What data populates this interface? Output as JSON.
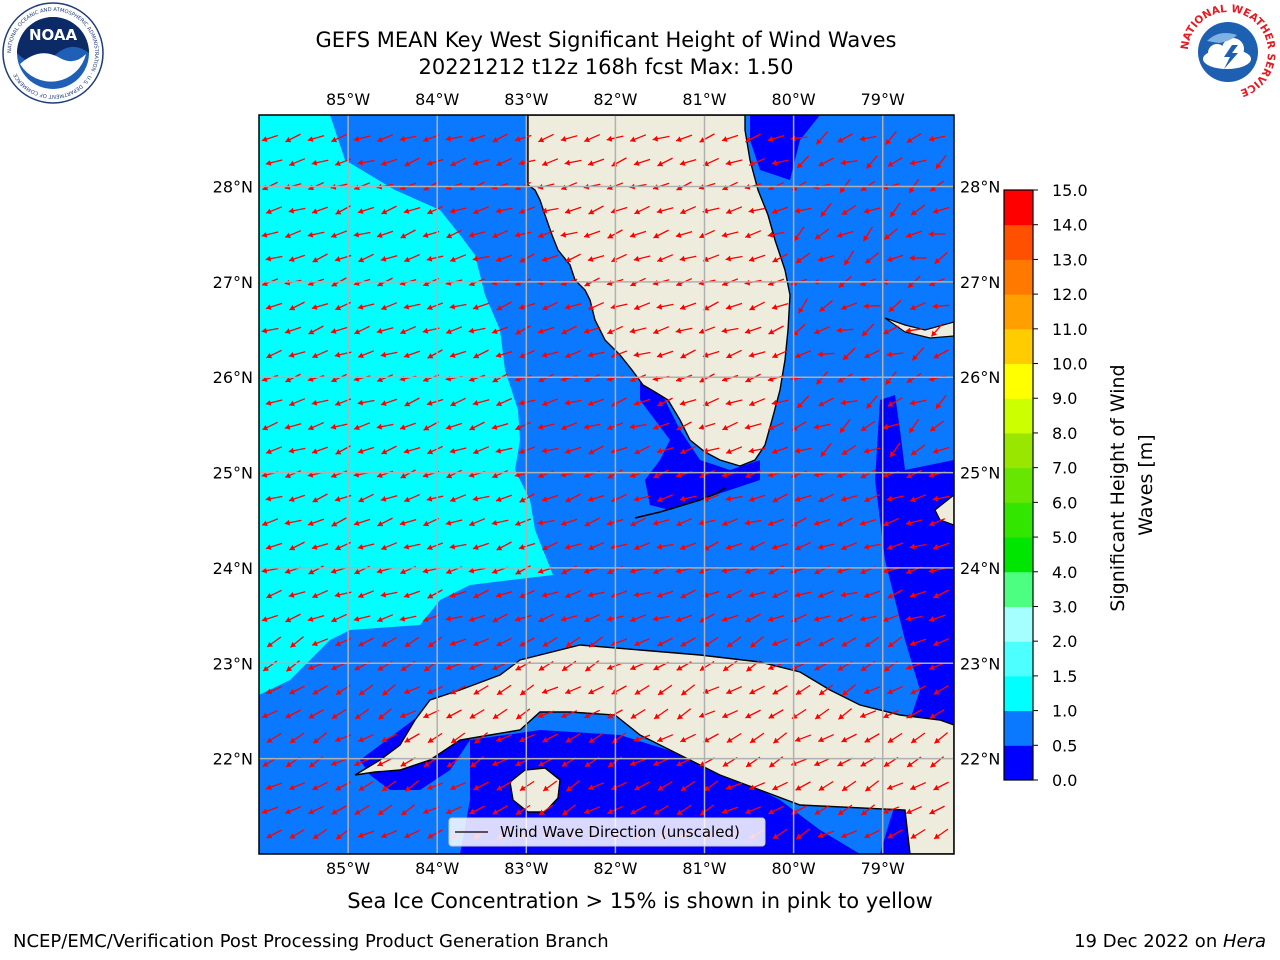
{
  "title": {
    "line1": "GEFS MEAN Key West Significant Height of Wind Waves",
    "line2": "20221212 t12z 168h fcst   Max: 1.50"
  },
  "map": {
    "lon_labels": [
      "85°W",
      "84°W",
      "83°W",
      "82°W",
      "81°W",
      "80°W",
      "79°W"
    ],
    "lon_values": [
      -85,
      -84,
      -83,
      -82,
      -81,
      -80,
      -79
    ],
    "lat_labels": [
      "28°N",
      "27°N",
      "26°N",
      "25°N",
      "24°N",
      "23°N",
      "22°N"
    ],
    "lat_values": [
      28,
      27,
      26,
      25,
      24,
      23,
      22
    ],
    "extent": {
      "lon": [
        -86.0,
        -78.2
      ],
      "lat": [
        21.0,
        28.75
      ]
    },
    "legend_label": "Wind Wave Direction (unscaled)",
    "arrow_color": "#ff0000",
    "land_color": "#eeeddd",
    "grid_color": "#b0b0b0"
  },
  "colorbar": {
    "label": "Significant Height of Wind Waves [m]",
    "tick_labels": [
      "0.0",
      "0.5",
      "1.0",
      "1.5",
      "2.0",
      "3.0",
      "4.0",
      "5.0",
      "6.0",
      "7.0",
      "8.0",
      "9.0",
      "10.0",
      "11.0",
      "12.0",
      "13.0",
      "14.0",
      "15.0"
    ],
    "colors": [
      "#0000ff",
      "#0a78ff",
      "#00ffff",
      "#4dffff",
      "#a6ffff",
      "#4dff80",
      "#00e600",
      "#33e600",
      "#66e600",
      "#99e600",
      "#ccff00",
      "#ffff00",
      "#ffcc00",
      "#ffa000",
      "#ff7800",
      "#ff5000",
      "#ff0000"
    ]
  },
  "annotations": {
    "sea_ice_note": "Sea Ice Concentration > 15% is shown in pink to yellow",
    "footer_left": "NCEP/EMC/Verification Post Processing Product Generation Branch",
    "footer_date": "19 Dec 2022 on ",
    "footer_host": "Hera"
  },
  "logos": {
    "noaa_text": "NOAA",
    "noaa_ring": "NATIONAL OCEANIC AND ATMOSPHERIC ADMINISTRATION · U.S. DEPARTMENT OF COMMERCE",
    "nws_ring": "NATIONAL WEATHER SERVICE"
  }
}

• **CHALLENGE**: Please set down each line of the data above exactly as written, without the pictures.

• **SOLUTION FOR THIS TASK**:
What data populates this interface? Output as JSON.
{
  "title": {
    "line1": "GEFS MEAN Key West Significant Height of Wind Waves",
    "line2": "20221212 t12z 168h fcst   Max: 1.50"
  },
  "map": {
    "lon_labels": [
      "85°W",
      "84°W",
      "83°W",
      "82°W",
      "81°W",
      "80°W",
      "79°W"
    ],
    "lon_values": [
      -85,
      -84,
      -83,
      -82,
      -81,
      -80,
      -79
    ],
    "lat_labels": [
      "28°N",
      "27°N",
      "26°N",
      "25°N",
      "24°N",
      "23°N",
      "22°N"
    ],
    "lat_values": [
      28,
      27,
      26,
      25,
      24,
      23,
      22
    ],
    "extent": {
      "lon": [
        -86.0,
        -78.2
      ],
      "lat": [
        21.0,
        28.75
      ]
    },
    "legend_label": "Wind Wave Direction (unscaled)",
    "arrow_color": "#ff0000",
    "land_color": "#eeeddd",
    "grid_color": "#b0b0b0"
  },
  "colorbar": {
    "label": "Significant Height of Wind Waves [m]",
    "tick_labels": [
      "0.0",
      "0.5",
      "1.0",
      "1.5",
      "2.0",
      "3.0",
      "4.0",
      "5.0",
      "6.0",
      "7.0",
      "8.0",
      "9.0",
      "10.0",
      "11.0",
      "12.0",
      "13.0",
      "14.0",
      "15.0"
    ],
    "colors": [
      "#0000ff",
      "#0a78ff",
      "#00ffff",
      "#4dffff",
      "#a6ffff",
      "#4dff80",
      "#00e600",
      "#33e600",
      "#66e600",
      "#99e600",
      "#ccff00",
      "#ffff00",
      "#ffcc00",
      "#ffa000",
      "#ff7800",
      "#ff5000",
      "#ff0000"
    ]
  },
  "annotations": {
    "sea_ice_note": "Sea Ice Concentration > 15% is shown in pink to yellow",
    "footer_left": "NCEP/EMC/Verification Post Processing Product Generation Branch",
    "footer_date": "19 Dec 2022 on ",
    "footer_host": "Hera"
  },
  "logos": {
    "noaa_text": "NOAA",
    "noaa_ring": "NATIONAL OCEANIC AND ATMOSPHERIC ADMINISTRATION · U.S. DEPARTMENT OF COMMERCE",
    "nws_ring": "NATIONAL WEATHER SERVICE"
  }
}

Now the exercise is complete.